WRITTEN TASK: Copy out the listing from the line containing "most 100 elements." through the line containing "expand-icon[interactable]: +: [27, 495, 36, 504]", unchanged.
#### GIVEN ENTRIES ####
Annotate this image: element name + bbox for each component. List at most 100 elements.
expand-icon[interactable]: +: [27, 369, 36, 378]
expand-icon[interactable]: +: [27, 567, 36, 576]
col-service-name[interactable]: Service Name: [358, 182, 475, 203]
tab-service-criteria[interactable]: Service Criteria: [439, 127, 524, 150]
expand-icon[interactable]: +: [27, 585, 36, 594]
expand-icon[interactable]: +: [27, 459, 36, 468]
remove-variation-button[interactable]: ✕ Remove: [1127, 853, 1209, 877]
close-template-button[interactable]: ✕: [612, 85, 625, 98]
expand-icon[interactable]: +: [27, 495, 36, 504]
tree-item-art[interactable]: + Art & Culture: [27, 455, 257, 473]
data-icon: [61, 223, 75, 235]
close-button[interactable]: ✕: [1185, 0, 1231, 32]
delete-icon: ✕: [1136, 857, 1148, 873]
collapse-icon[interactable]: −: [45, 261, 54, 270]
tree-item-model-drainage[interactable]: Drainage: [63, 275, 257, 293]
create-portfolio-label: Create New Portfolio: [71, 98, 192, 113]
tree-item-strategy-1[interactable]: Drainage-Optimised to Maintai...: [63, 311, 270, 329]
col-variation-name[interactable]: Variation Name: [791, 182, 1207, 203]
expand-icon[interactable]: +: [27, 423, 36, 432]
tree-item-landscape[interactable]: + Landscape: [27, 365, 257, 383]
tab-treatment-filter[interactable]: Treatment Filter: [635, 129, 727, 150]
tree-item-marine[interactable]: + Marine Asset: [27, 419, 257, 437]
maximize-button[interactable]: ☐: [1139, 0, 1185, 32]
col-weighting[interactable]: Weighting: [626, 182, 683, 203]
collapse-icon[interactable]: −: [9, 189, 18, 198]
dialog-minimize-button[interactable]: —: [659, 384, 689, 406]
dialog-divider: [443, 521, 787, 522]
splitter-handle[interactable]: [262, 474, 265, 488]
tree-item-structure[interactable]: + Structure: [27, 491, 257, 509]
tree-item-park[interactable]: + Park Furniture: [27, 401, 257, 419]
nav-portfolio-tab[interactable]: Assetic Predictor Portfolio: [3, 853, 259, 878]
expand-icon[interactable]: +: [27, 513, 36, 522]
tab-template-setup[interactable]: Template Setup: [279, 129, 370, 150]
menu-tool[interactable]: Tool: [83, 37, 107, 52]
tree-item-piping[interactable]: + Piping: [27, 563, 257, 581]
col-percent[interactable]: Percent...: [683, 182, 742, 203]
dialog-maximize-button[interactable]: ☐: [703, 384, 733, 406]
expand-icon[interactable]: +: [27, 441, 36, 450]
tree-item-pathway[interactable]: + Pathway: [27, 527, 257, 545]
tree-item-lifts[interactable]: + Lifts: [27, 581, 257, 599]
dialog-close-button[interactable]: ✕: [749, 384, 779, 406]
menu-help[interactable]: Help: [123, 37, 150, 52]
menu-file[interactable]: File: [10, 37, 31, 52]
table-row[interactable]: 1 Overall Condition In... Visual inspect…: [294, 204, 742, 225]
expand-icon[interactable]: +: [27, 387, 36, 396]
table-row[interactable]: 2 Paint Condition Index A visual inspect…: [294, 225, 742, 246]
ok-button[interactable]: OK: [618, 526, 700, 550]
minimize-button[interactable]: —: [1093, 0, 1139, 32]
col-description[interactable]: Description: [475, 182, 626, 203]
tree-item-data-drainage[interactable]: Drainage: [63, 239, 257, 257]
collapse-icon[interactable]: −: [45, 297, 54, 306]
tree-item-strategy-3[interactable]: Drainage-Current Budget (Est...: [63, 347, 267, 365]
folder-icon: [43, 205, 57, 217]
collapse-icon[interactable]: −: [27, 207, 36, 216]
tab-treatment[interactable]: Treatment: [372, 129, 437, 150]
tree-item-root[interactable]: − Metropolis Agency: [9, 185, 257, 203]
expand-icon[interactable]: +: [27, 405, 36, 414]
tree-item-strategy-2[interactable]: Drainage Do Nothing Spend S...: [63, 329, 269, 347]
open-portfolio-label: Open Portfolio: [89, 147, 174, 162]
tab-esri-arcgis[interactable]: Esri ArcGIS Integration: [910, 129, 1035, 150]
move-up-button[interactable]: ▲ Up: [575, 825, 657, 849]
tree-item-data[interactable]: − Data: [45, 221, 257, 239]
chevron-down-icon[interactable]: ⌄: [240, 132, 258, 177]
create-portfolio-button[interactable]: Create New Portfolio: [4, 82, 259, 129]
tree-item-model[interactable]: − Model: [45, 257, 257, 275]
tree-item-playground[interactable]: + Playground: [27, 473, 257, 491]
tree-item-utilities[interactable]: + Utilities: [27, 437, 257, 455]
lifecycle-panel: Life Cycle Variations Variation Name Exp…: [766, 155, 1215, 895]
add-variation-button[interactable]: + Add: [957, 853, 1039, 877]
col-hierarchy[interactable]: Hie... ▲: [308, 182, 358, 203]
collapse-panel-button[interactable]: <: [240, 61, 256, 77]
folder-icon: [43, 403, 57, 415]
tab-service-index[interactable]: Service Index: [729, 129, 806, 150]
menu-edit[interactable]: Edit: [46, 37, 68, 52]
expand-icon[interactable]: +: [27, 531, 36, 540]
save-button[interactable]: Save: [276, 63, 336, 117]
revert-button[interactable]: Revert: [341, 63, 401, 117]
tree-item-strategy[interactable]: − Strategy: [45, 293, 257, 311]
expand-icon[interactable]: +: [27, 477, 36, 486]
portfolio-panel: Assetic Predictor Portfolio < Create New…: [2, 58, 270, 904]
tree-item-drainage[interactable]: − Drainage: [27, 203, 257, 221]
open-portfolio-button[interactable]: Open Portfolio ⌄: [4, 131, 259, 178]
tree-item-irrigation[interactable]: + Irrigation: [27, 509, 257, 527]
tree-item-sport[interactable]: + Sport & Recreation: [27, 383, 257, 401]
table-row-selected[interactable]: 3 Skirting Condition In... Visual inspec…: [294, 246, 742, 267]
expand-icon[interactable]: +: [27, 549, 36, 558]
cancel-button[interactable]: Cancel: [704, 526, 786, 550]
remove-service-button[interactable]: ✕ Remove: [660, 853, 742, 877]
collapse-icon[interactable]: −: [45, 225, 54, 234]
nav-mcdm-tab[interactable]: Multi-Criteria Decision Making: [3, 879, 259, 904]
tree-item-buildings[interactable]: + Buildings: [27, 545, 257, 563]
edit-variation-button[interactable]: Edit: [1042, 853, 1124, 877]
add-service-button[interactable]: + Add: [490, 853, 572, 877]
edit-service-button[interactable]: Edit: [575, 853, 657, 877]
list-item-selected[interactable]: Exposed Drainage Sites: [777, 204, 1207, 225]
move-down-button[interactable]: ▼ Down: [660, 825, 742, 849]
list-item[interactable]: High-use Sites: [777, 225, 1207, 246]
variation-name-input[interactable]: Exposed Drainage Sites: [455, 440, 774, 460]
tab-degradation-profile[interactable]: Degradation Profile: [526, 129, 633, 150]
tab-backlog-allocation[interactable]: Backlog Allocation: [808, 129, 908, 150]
####
#### GIVEN ENTRIES ####
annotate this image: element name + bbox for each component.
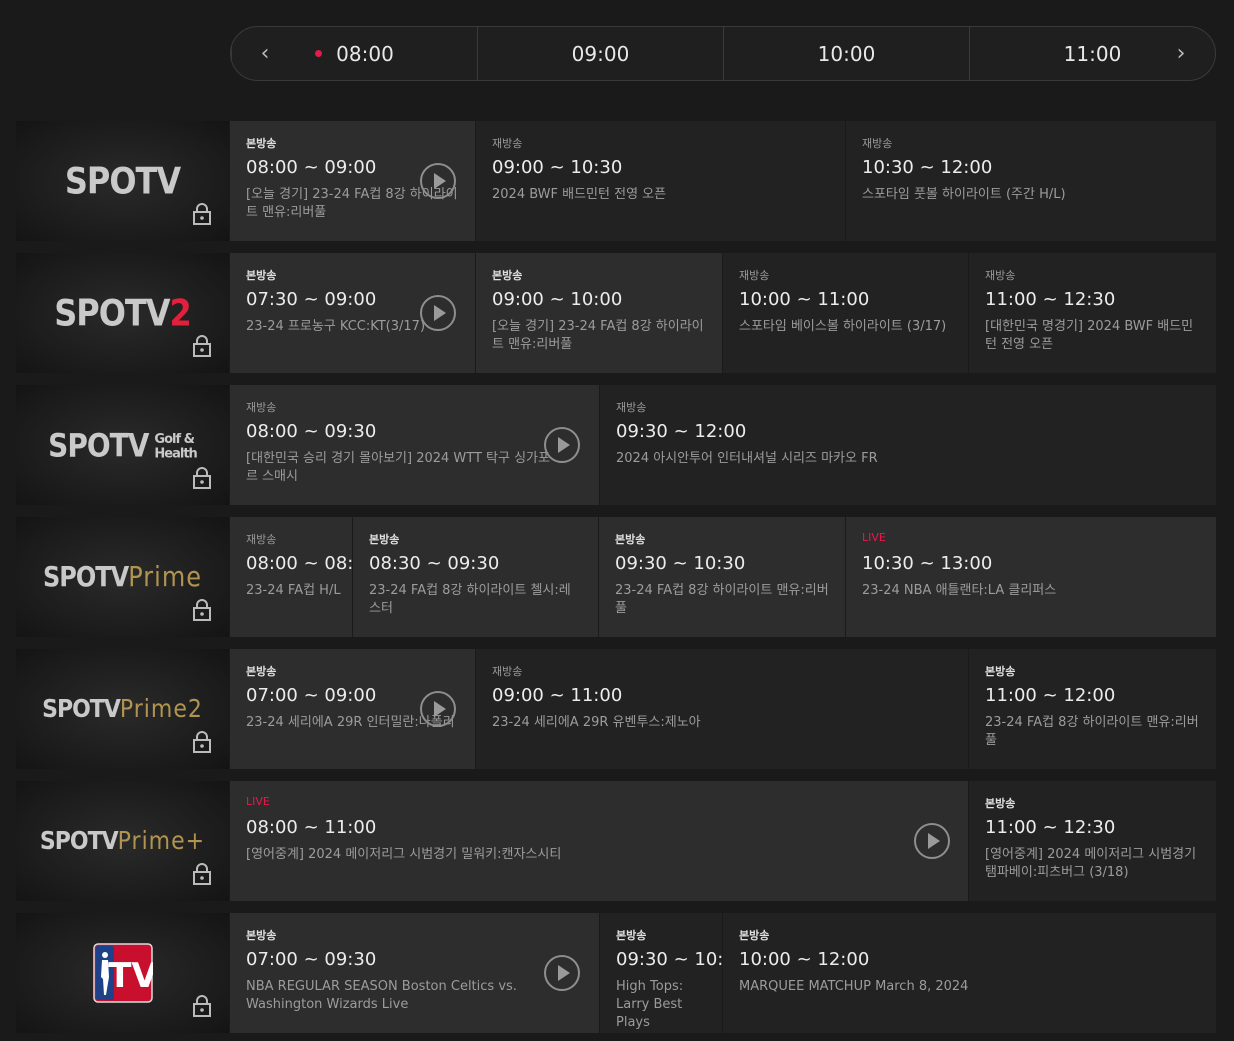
####
CORRECT RESPONSE:
Annotate this image: element name + bbox for each component. List at most 100 elements.
expand-icon[interactable]: +: [27, 369, 36, 378]
expand-icon[interactable]: +: [27, 567, 36, 576]
col-service-name[interactable]: Service Name: [358, 182, 475, 203]
tab-service-criteria[interactable]: Service Criteria: [439, 127, 524, 150]
expand-icon[interactable]: +: [27, 585, 36, 594]
expand-icon[interactable]: +: [27, 459, 36, 468]
remove-variation-button[interactable]: ✕ Remove: [1127, 853, 1209, 877]
close-template-button[interactable]: ✕: [612, 85, 625, 98]
expand-icon[interactable]: +: [27, 495, 36, 504]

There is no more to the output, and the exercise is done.